Provided information:
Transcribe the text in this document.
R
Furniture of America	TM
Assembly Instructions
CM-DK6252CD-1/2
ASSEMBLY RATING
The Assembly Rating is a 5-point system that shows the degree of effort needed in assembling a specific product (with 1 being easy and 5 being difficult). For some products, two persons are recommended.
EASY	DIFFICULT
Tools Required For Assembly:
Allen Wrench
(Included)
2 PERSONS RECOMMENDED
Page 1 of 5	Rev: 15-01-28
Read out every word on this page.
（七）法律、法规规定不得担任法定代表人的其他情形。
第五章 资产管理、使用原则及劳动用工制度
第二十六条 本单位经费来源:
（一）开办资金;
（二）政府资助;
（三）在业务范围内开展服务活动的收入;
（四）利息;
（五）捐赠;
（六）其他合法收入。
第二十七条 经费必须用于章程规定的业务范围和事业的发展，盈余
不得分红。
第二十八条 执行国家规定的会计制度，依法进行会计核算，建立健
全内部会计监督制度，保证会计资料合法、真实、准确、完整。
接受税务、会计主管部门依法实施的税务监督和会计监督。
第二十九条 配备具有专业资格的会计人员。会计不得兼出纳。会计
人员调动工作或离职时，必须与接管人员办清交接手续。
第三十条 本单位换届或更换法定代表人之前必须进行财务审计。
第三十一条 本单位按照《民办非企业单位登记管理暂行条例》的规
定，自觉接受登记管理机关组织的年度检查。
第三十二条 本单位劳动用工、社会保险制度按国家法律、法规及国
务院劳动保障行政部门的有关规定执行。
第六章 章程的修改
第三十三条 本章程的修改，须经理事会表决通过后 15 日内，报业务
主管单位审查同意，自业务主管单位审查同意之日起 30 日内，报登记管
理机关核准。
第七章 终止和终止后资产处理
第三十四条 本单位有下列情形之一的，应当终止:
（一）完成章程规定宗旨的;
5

Goal:
Collect the lines of the data that carry the word "this".

Expected output:
Transcribe the text in this document.
Read out every word on this page.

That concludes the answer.